Items from a data source:
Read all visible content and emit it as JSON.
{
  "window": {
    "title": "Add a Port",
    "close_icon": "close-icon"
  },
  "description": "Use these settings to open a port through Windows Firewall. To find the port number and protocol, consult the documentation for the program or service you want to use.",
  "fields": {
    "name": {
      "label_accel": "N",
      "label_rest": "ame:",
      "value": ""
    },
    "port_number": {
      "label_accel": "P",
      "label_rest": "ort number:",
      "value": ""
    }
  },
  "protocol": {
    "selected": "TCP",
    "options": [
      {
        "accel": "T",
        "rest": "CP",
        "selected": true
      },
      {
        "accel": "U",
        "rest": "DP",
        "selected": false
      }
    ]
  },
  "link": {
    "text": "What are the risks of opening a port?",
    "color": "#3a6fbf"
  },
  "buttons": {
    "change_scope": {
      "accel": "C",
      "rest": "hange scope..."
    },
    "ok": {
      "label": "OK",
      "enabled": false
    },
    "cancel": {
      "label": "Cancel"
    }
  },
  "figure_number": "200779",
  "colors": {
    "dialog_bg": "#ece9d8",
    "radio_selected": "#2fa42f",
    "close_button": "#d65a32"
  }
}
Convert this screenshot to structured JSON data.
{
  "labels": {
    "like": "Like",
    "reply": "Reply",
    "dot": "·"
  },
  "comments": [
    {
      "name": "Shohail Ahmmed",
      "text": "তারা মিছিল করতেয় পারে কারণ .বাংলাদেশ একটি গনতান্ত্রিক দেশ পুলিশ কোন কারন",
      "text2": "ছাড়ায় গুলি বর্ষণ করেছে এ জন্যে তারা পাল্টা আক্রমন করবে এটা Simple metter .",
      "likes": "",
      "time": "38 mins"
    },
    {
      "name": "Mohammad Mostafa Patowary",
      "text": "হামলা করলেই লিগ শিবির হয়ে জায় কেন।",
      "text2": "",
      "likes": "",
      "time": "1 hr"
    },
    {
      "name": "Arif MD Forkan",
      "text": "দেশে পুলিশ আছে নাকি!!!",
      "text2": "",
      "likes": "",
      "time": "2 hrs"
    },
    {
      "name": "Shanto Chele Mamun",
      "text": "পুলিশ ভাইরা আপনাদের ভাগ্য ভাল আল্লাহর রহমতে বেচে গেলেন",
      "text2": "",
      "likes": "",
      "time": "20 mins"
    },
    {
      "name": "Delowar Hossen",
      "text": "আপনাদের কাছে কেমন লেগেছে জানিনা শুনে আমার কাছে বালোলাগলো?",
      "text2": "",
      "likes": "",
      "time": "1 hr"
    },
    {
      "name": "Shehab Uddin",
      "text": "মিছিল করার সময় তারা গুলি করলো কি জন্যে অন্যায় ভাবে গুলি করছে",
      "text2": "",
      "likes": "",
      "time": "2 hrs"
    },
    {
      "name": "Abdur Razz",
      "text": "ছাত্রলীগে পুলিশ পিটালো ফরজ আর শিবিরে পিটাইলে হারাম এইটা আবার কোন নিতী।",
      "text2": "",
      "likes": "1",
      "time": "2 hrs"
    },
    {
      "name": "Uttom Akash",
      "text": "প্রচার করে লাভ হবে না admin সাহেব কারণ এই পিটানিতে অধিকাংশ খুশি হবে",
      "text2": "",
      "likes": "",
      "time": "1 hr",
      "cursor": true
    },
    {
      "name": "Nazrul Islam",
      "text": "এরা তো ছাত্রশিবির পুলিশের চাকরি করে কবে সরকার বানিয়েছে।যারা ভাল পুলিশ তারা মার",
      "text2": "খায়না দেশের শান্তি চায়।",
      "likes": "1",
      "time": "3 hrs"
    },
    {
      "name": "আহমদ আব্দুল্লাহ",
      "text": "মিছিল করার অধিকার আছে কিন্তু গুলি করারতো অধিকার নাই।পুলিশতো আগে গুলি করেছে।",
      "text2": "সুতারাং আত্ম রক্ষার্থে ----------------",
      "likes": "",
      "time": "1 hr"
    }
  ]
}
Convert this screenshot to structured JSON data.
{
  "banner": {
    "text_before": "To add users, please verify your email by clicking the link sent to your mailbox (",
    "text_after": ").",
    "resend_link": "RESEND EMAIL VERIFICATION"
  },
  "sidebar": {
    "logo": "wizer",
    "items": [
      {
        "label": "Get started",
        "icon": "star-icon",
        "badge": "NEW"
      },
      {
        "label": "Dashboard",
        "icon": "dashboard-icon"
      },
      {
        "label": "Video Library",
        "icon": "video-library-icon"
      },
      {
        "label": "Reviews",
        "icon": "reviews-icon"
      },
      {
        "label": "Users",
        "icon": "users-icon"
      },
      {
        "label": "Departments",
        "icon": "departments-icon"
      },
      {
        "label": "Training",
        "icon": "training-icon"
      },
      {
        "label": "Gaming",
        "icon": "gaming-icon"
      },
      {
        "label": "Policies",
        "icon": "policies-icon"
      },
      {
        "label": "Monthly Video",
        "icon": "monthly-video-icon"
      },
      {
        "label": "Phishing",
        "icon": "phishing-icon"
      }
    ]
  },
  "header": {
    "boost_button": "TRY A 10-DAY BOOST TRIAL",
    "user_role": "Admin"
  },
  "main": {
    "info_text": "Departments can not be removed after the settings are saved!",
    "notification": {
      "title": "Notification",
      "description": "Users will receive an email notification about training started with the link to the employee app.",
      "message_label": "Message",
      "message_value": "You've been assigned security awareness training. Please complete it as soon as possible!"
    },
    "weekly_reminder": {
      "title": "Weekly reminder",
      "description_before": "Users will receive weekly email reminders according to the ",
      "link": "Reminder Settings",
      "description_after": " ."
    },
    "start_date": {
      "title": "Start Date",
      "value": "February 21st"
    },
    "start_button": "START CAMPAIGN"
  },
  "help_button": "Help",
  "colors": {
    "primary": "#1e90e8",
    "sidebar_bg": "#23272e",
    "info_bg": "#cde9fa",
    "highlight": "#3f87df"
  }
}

Set problem =
From the records above, extract every entry verbatim.

Full solution =
Read all visible content and emit it as JSON.
{
  "window": {
    "title": "Add a Port",
    "close_icon": "close-icon"
  },
  "description": "Use these settings to open a port through Windows Firewall. To find the port number and protocol, consult the documentation for the program or service you want to use.",
  "fields": {
    "name": {
      "label_accel": "N",
      "label_rest": "ame:",
      "value": ""
    },
    "port_number": {
      "label_accel": "P",
      "label_rest": "ort number:",
      "value": ""
    }
  },
  "protocol": {
    "selected": "TCP",
    "options": [
      {
        "accel": "T",
        "rest": "CP",
        "selected": true
      },
      {
        "accel": "U",
        "rest": "DP",
        "selected": false
      }
    ]
  },
  "link": {
    "text": "What are the risks of opening a port?",
    "color": "#3a6fbf"
  },
  "buttons": {
    "change_scope": {
      "accel": "C",
      "rest": "hange scope..."
    },
    "ok": {
      "label": "OK",
      "enabled": false
    },
    "cancel": {
      "label": "Cancel"
    }
  },
  "figure_number": "200779",
  "colors": {
    "dialog_bg": "#ece9d8",
    "radio_selected": "#2fa42f",
    "close_button": "#d65a32"
  }
}
Convert this screenshot to structured JSON data.
{
  "labels": {
    "like": "Like",
    "reply": "Reply",
    "dot": "·"
  },
  "comments": [
    {
      "name": "Shohail Ahmmed",
      "text": "তারা মিছিল করতেয় পারে কারণ .বাংলাদেশ একটি গনতান্ত্রিক দেশ পুলিশ কোন কারন",
      "text2": "ছাড়ায় গুলি বর্ষণ করেছে এ জন্যে তারা পাল্টা আক্রমন করবে এটা Simple metter .",
      "likes": "",
      "time": "38 mins"
    },
    {
      "name": "Mohammad Mostafa Patowary",
      "text": "হামলা করলেই লিগ শিবির হয়ে জায় কেন।",
      "text2": "",
      "likes": "",
      "time": "1 hr"
    },
    {
      "name": "Arif MD Forkan",
      "text": "দেশে পুলিশ আছে নাকি!!!",
      "text2": "",
      "likes": "",
      "time": "2 hrs"
    },
    {
      "name": "Shanto Chele Mamun",
      "text": "পুলিশ ভাইরা আপনাদের ভাগ্য ভাল আল্লাহর রহমতে বেচে গেলেন",
      "text2": "",
      "likes": "",
      "time": "20 mins"
    },
    {
      "name": "Delowar Hossen",
      "text": "আপনাদের কাছে কেমন লেগেছে জানিনা শুনে আমার কাছে বালোলাগলো?",
      "text2": "",
      "likes": "",
      "time": "1 hr"
    },
    {
      "name": "Shehab Uddin",
      "text": "মিছিল করার সময় তারা গুলি করলো কি জন্যে অন্যায় ভাবে গুলি করছে",
      "text2": "",
      "likes": "",
      "time": "2 hrs"
    },
    {
      "name": "Abdur Razz",
      "text": "ছাত্রলীগে পুলিশ পিটালো ফরজ আর শিবিরে পিটাইলে হারাম এইটা আবার কোন নিতী।",
      "text2": "",
      "likes": "1",
      "time": "2 hrs"
    },
    {
      "name": "Uttom Akash",
      "text": "প্রচার করে লাভ হবে না admin সাহেব কারণ এই পিটানিতে অধিকাংশ খুশি হবে",
      "text2": "",
      "likes": "",
      "time": "1 hr",
      "cursor": true
    },
    {
      "name": "Nazrul Islam",
      "text": "এরা তো ছাত্রশিবির পুলিশের চাকরি করে কবে সরকার বানিয়েছে।যারা ভাল পুলিশ তারা মার",
      "text2": "খায়না দেশের শান্তি চায়।",
      "likes": "1",
      "time": "3 hrs"
    },
    {
      "name": "আহমদ আব্দুল্লাহ",
      "text": "মিছিল করার অধিকার আছে কিন্তু গুলি করারতো অধিকার নাই।পুলিশতো আগে গুলি করেছে।",
      "text2": "সুতারাং আত্ম রক্ষার্থে ----------------",
      "likes": "",
      "time": "1 hr"
    }
  ]
}
Convert this screenshot to structured JSON data.
{
  "banner": {
    "text_before": "To add users, please verify your email by clicking the link sent to your mailbox (",
    "text_after": ").",
    "resend_link": "RESEND EMAIL VERIFICATION"
  },
  "sidebar": {
    "logo": "wizer",
    "items": [
      {
        "label": "Get started",
        "icon": "star-icon",
        "badge": "NEW"
      },
      {
        "label": "Dashboard",
        "icon": "dashboard-icon"
      },
      {
        "label": "Video Library",
        "icon": "video-library-icon"
      },
      {
        "label": "Reviews",
        "icon": "reviews-icon"
      },
      {
        "label": "Users",
        "icon": "users-icon"
      },
      {
        "label": "Departments",
        "icon": "departments-icon"
      },
      {
        "label": "Training",
        "icon": "training-icon"
      },
      {
        "label": "Gaming",
        "icon": "gaming-icon"
      },
      {
        "label": "Policies",
        "icon": "policies-icon"
      },
      {
        "label": "Monthly Video",
        "icon": "monthly-video-icon"
      },
      {
        "label": "Phishing",
        "icon": "phishing-icon"
      }
    ]
  },
  "header": {
    "boost_button": "TRY A 10-DAY BOOST TRIAL",
    "user_role": "Admin"
  },
  "main": {
    "info_text": "Departments can not be removed after the settings are saved!",
    "notification": {
      "title": "Notification",
      "description": "Users will receive an email notification about training started with the link to the employee app.",
      "message_label": "Message",
      "message_value": "You've been assigned security awareness training. Please complete it as soon as possible!"
    },
    "weekly_reminder": {
      "title": "Weekly reminder",
      "description_before": "Users will receive weekly email reminders according to the ",
      "link": "Reminder Settings",
      "description_after": " ."
    },
    "start_date": {
      "title": "Start Date",
      "value": "February 21st"
    },
    "start_button": "START CAMPAIGN"
  },
  "help_button": "Help",
  "colors": {
    "primary": "#1e90e8",
    "sidebar_bg": "#23272e",
    "info_bg": "#cde9fa",
    "highlight": "#3f87df"
  }
}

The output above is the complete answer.